'''

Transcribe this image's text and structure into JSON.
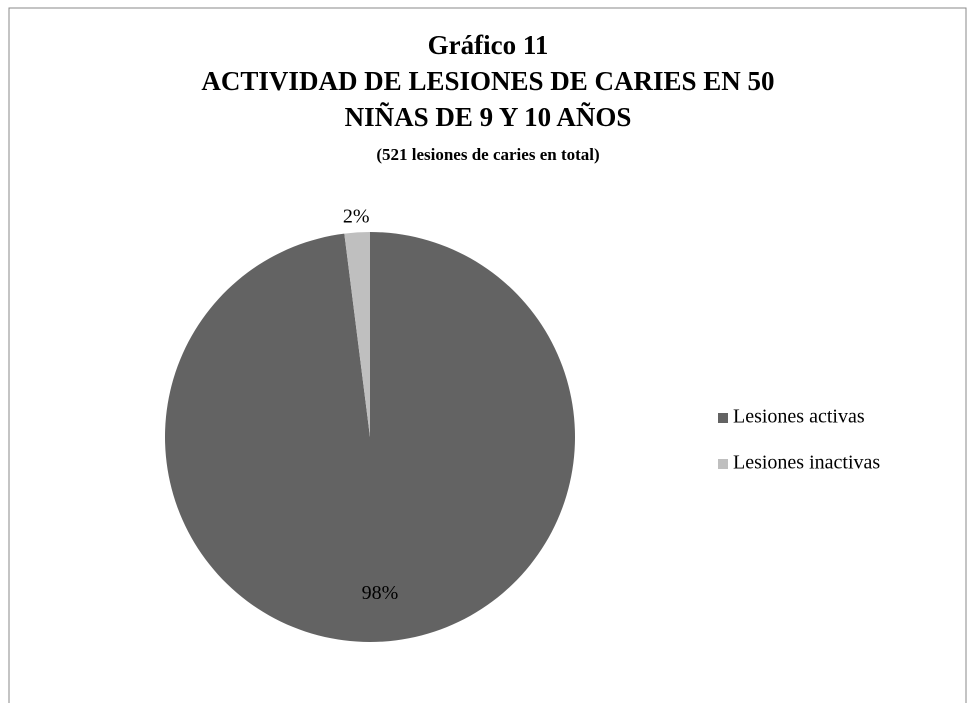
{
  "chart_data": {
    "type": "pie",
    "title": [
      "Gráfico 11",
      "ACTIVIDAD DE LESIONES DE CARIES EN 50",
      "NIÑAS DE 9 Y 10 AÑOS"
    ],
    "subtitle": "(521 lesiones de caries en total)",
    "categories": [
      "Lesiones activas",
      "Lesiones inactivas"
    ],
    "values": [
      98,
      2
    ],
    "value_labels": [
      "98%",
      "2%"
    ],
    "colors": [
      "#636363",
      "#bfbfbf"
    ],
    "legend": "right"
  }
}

'''
'''

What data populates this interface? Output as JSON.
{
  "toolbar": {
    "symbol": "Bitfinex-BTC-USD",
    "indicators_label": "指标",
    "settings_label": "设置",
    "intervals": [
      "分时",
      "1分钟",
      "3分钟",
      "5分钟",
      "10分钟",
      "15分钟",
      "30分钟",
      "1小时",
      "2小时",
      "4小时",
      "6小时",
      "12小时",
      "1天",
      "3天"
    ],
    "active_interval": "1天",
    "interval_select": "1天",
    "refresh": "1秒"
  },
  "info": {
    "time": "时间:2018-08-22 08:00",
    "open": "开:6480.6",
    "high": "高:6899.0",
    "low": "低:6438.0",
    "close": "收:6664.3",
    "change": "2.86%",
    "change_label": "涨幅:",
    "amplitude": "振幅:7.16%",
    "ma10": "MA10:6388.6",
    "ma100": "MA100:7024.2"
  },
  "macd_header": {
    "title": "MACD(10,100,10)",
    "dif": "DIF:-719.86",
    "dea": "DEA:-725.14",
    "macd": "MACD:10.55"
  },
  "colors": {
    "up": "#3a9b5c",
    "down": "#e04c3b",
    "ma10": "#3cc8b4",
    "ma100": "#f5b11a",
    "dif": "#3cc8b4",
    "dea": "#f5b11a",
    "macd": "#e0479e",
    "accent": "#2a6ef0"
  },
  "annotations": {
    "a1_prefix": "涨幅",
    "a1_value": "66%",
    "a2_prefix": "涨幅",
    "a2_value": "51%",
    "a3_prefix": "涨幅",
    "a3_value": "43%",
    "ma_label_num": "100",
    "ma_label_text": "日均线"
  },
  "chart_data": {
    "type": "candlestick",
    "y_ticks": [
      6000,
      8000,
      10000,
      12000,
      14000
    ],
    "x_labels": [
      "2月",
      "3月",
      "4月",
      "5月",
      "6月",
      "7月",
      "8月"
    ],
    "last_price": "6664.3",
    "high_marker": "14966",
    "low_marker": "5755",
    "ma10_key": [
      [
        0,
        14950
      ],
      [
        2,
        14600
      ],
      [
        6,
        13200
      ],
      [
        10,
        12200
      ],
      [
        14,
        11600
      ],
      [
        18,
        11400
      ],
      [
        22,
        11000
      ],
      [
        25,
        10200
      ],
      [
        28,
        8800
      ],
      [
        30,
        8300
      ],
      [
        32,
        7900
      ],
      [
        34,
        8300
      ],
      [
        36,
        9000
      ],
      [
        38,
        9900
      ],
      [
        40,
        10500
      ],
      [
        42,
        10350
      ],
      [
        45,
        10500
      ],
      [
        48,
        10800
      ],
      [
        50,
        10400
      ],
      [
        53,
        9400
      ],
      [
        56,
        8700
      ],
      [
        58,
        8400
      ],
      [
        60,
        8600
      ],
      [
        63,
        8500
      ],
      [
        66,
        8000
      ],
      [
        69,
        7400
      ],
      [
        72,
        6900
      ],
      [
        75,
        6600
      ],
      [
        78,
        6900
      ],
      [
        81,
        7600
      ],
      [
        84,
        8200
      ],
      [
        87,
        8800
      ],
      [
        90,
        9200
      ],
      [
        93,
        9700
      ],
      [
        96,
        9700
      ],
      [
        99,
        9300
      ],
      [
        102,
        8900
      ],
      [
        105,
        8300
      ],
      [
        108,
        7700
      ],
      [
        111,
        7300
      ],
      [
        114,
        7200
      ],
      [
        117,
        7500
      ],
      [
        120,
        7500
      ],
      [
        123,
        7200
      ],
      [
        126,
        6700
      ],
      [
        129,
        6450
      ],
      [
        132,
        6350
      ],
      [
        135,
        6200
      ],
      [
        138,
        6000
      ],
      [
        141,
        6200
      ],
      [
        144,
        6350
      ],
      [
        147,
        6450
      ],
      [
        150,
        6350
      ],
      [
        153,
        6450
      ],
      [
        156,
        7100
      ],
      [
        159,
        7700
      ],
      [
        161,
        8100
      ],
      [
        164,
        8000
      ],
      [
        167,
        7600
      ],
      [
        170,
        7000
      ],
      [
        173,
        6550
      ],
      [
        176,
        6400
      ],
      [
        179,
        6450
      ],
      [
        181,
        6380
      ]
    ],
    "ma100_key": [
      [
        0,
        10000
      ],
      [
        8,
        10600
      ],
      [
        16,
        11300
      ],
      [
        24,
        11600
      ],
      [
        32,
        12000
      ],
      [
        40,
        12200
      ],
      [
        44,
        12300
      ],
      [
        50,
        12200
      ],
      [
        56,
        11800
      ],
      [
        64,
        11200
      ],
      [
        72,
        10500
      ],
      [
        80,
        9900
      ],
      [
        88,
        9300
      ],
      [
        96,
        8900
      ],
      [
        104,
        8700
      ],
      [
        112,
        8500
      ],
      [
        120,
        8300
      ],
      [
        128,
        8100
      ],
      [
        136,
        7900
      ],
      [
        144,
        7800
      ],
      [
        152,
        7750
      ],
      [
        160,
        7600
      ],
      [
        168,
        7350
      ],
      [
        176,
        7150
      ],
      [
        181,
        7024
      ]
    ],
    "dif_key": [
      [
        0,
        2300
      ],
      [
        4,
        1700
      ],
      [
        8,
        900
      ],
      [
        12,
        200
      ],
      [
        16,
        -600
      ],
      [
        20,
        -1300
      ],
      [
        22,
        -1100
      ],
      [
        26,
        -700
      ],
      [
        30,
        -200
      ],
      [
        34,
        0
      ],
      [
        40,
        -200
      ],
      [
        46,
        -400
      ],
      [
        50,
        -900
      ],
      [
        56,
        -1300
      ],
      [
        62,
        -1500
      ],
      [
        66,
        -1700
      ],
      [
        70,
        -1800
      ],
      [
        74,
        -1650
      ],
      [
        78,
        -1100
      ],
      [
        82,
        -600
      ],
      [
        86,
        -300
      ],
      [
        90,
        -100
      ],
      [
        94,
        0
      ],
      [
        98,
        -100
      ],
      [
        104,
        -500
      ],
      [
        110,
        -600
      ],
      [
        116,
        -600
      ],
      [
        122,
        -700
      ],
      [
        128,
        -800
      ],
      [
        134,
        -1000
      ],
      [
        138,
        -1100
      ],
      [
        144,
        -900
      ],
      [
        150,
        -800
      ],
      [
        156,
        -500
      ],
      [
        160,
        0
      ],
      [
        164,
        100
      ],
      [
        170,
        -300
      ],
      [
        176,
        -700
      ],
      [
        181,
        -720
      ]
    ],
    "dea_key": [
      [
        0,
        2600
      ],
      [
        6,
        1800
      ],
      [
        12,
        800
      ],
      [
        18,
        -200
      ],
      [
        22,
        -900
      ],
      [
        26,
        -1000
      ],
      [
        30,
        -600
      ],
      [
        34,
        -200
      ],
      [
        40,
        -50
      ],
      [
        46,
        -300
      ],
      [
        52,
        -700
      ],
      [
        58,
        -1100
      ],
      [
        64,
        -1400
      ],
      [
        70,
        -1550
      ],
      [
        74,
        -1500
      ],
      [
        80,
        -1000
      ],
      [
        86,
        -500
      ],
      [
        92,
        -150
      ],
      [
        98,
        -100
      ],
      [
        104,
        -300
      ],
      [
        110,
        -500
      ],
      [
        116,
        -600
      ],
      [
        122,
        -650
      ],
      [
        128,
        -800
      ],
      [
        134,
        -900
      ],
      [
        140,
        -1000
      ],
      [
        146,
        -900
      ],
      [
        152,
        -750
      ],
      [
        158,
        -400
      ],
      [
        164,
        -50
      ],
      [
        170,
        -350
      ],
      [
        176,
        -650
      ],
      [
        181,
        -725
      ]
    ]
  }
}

'''

**Problem to work on:**
In the records above, how many lines hold the string "this"? Reply with only the number.

**Correct answer:**
2